▶ _Set task_
Exactly as they appear, output all of the records. Skip any images.

▶ _The records_
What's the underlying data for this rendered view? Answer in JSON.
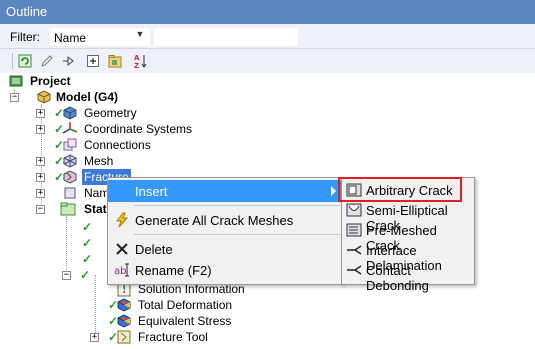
{
  "window": {
    "title": "Outline"
  },
  "filter": {
    "label": "Filter:",
    "selected": "Name",
    "search_value": ""
  },
  "toolbar": {
    "icons": [
      "refresh-icon",
      "edit-icon",
      "sync-icon",
      "expand-all-icon",
      "folder-icon",
      "sort-icon"
    ]
  },
  "tree": {
    "project": "Project",
    "model": "Model (G4)",
    "geometry": "Geometry",
    "coordinate_systems": "Coordinate Systems",
    "connections": "Connections",
    "mesh": "Mesh",
    "fracture": "Fracture",
    "named_selections": "Name",
    "static_structural": "Stat",
    "solution_information": "Solution Information",
    "total_deformation": "Total Deformation",
    "equivalent_stress": "Equivalent Stress",
    "fracture_tool": "Fracture Tool"
  },
  "context_menu": {
    "insert": "Insert",
    "generate": "Generate All Crack Meshes",
    "delete": "Delete",
    "rename": "Rename (F2)"
  },
  "submenu": {
    "items": [
      "Arbitrary Crack",
      "Semi-Elliptical Crack",
      "Pre-Meshed Crack",
      "Interface Delamination",
      "Contact Debonding"
    ]
  },
  "colors": {
    "titlebar": "#5b86c2",
    "selection": "#3399ff",
    "highlight_border": "#e02020",
    "check": "#2e9e2e"
  }
}
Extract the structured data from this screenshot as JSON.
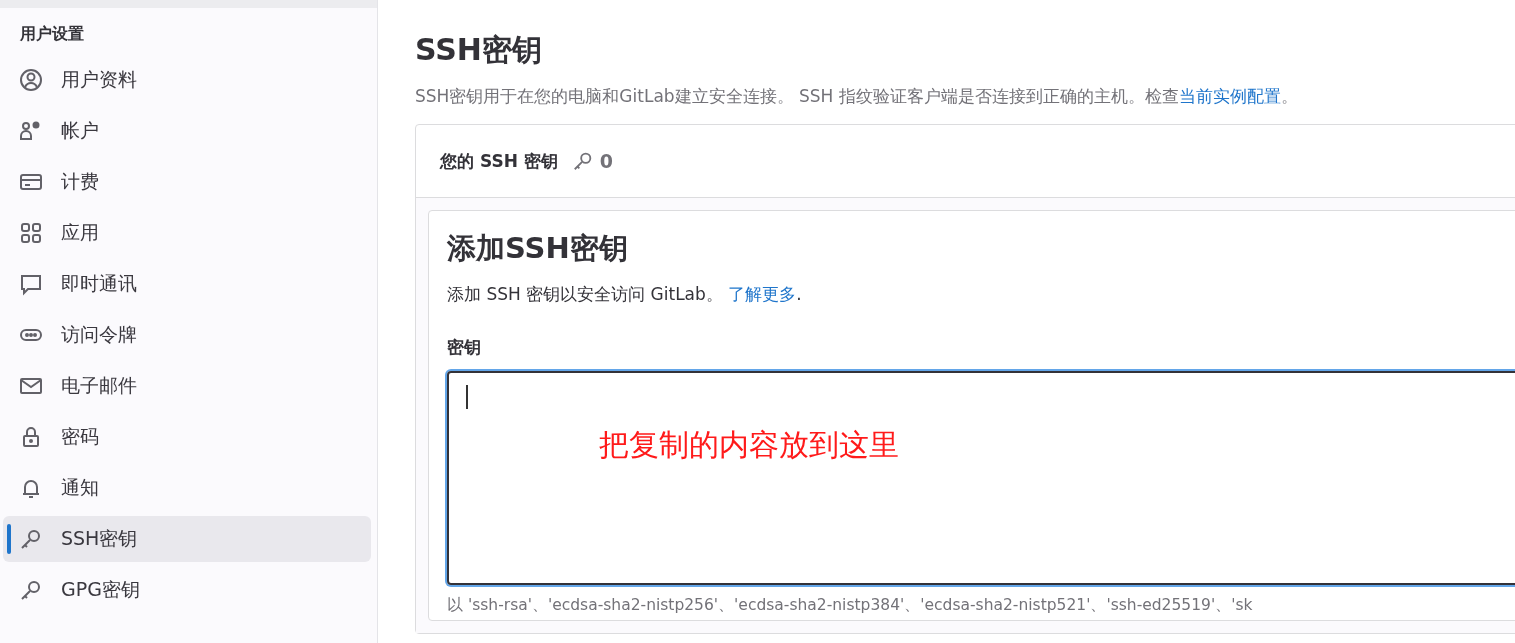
{
  "sidebar": {
    "heading": "用户设置",
    "items": [
      {
        "label": "用户资料",
        "selected": false
      },
      {
        "label": "帐户",
        "selected": false
      },
      {
        "label": "计费",
        "selected": false
      },
      {
        "label": "应用",
        "selected": false
      },
      {
        "label": "即时通讯",
        "selected": false
      },
      {
        "label": "访问令牌",
        "selected": false
      },
      {
        "label": "电子邮件",
        "selected": false
      },
      {
        "label": "密码",
        "selected": false
      },
      {
        "label": "通知",
        "selected": false
      },
      {
        "label": "SSH密钥",
        "selected": true
      },
      {
        "label": "GPG密钥",
        "selected": false
      }
    ]
  },
  "page": {
    "title": "SSH密钥",
    "description": "SSH密钥用于在您的电脑和GitLab建立安全连接。 SSH 指纹验证客户端是否连接到正确的主机。检查",
    "description_link": "当前实例配置",
    "description_end": "。"
  },
  "keys_card": {
    "title": "您的 SSH 密钥",
    "count": "0"
  },
  "add_form": {
    "title": "添加SSH密钥",
    "intro": "添加 SSH 密钥以安全访问 GitLab。",
    "intro_link": "了解更多",
    "intro_end": ".",
    "key_label": "密钥",
    "annotation": "把复制的内容放到这里",
    "help": "以 'ssh-rsa'、'ecdsa-sha2-nistp256'、'ecdsa-sha2-nistp384'、'ecdsa-sha2-nistp521'、'ssh-ed25519'、'sk"
  }
}
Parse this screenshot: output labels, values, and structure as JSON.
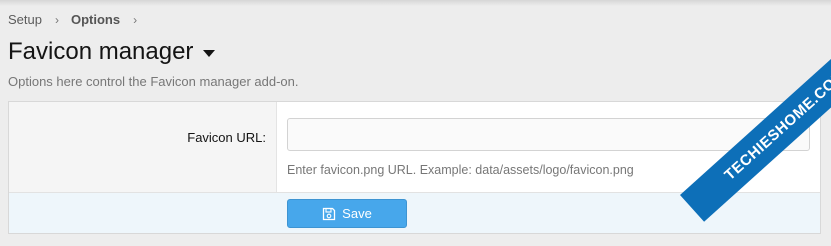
{
  "breadcrumb": {
    "items": [
      "Setup",
      "Options"
    ],
    "separator": "›"
  },
  "page": {
    "title": "Favicon manager",
    "description": "Options here control the Favicon manager add-on."
  },
  "form": {
    "field_label": "Favicon URL:",
    "field_value": "",
    "field_hint": "Enter favicon.png URL. Example: data/assets/logo/favicon.png",
    "save_label": "Save"
  },
  "watermark": {
    "text": "TECHIESHOME.COM"
  },
  "colors": {
    "accent": "#47a7eb",
    "watermark": "#0d6fb8"
  },
  "icons": {
    "title_menu": "caret-down-icon",
    "breadcrumb_separator": "chevron-right-icon",
    "save": "floppy-disk-icon"
  }
}
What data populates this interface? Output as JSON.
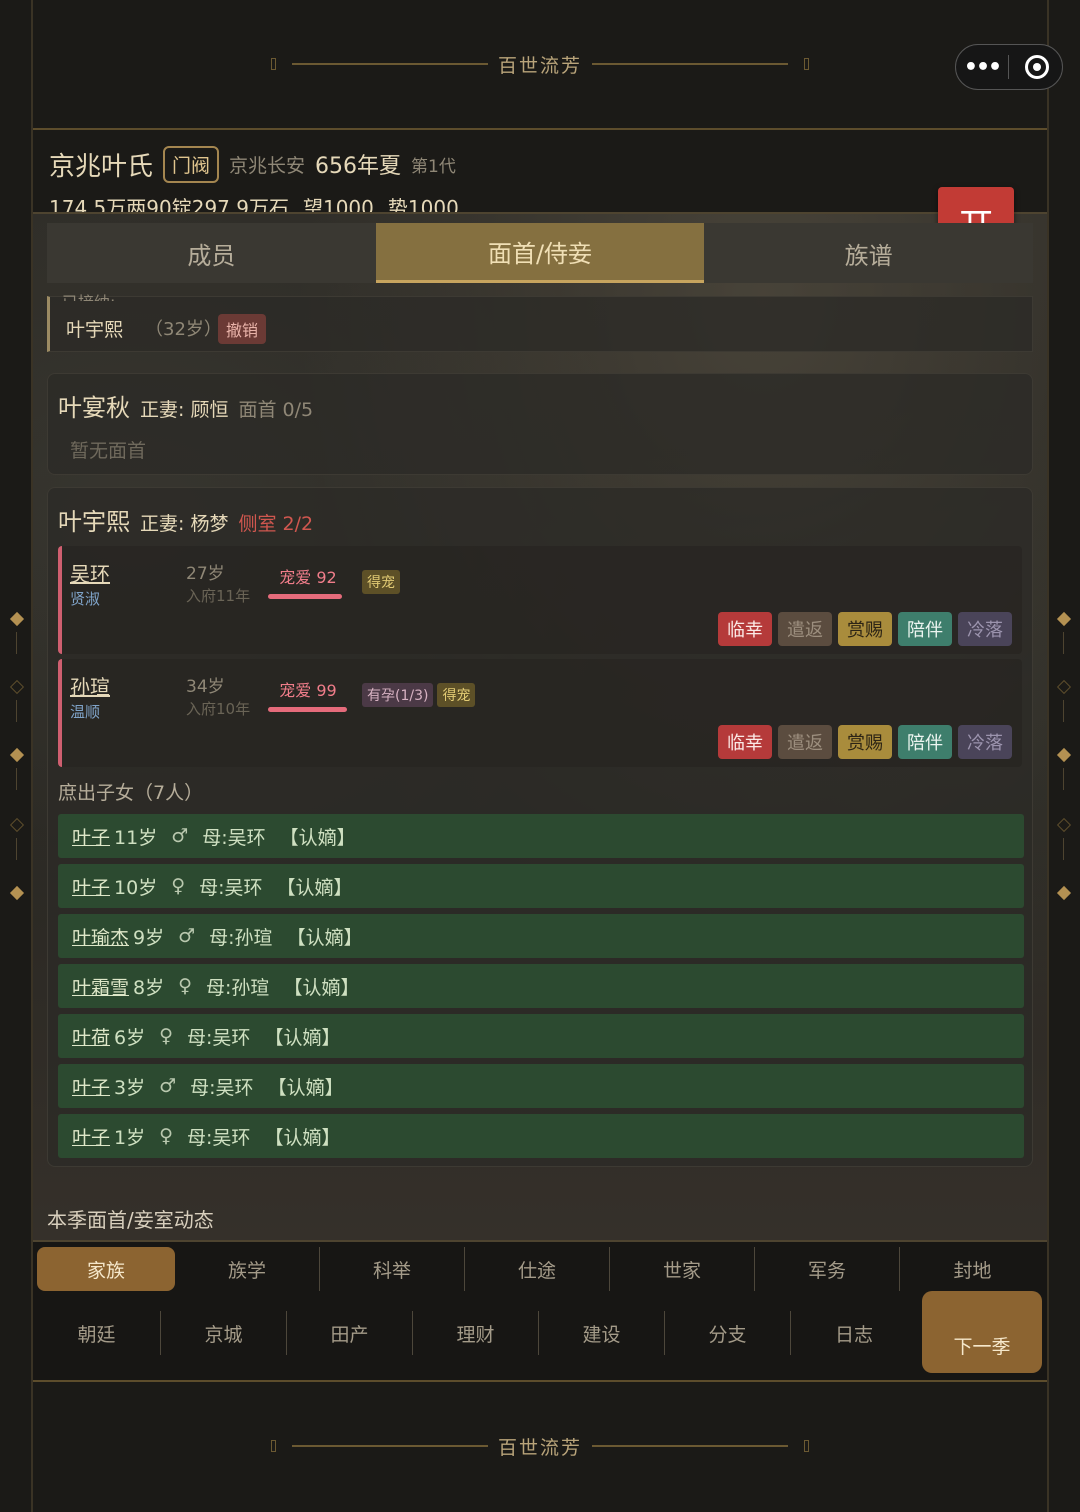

▶ _The output_
What's the underlying data for this rendered view? Answer in JSON.
{
  "window": {
    "title": "Outline"
  },
  "filter": {
    "label": "Filter:",
    "selected": "Name",
    "search_value": ""
  },
  "toolbar": {
    "icons": [
      "refresh-icon",
      "edit-icon",
      "sync-icon",
      "expand-all-icon",
      "folder-icon",
      "sort-icon"
    ]
  },
  "tree": {
    "project": "Project",
    "model": "Model (G4)",
    "geometry": "Geometry",
    "coordinate_systems": "Coordinate Systems",
    "connections": "Connections",
    "mesh": "Mesh",
    "fracture": "Fracture",
    "named_selections": "Name",
    "static_structural": "Stat",
    "solution_information": "Solution Information",
    "total_deformation": "Total Deformation",
    "equivalent_stress": "Equivalent Stress",
    "fracture_tool": "Fracture Tool"
  },
  "context_menu": {
    "insert": "Insert",
    "generate": "Generate All Crack Meshes",
    "delete": "Delete",
    "rename": "Rename (F2)"
  },
  "submenu": {
    "items": [
      "Arbitrary Crack",
      "Semi-Elliptical Crack",
      "Pre-Meshed Crack",
      "Interface Delamination",
      "Contact Debonding"
    ]
  },
  "colors": {
    "titlebar": "#5b86c2",
    "selection": "#3399ff",
    "highlight_border": "#e02020",
    "check": "#2e9e2e"
  }
}
Extract the structured data from this screenshot as JSON.
{
  "sidebar": {
    "heading": "用户设置",
    "items": [
      {
        "label": "用户资料",
        "selected": false
      },
      {
        "label": "帐户",
        "selected": false
      },
      {
        "label": "计费",
        "selected": false
      },
      {
        "label": "应用",
        "selected": false
      },
      {
        "label": "即时通讯",
        "selected": false
      },
      {
        "label": "访问令牌",
        "selected": false
      },
      {
        "label": "电子邮件",
        "selected": false
      },
      {
        "label": "密码",
        "selected": false
      },
      {
        "label": "通知",
        "selected": false
      },
      {
        "label": "SSH密钥",
        "selected": true
      },
      {
        "label": "GPG密钥",
        "selected": false
      }
    ]
  },
  "page": {
    "title": "SSH密钥",
    "description": "SSH密钥用于在您的电脑和GitLab建立安全连接。 SSH 指纹验证客户端是否连接到正确的主机。检查",
    "description_link": "当前实例配置",
    "description_end": "。"
  },
  "keys_card": {
    "title": "您的 SSH 密钥",
    "count": "0"
  },
  "add_form": {
    "title": "添加SSH密钥",
    "intro": "添加 SSH 密钥以安全访问 GitLab。",
    "intro_link": "了解更多",
    "intro_end": ".",
    "key_label": "密钥",
    "annotation": "把复制的内容放到这里",
    "help": "以 'ssh-rsa'、'ecdsa-sha2-nistp256'、'ecdsa-sha2-nistp384'、'ecdsa-sha2-nistp521'、'ssh-ed25519'、'sk"
  }
}
Parse this screenshot: output labels, values, and structure as JSON.
{
  "breadcrumb": {
    "items": [
      "Setup",
      "Options"
    ],
    "separator": "›"
  },
  "page": {
    "title": "Favicon manager",
    "description": "Options here control the Favicon manager add-on."
  },
  "form": {
    "field_label": "Favicon URL:",
    "field_value": "",
    "field_hint": "Enter favicon.png URL. Example: data/assets/logo/favicon.png",
    "save_label": "Save"
  },
  "watermark": {
    "text": "TECHIESHOME.COM"
  },
  "colors": {
    "accent": "#47a7eb",
    "watermark": "#0d6fb8"
  },
  "icons": {
    "title_menu": "caret-down-icon",
    "breadcrumb_separator": "chevron-right-icon",
    "save": "floppy-disk-icon"
  }
}
What data populates this interface? Output as JSON.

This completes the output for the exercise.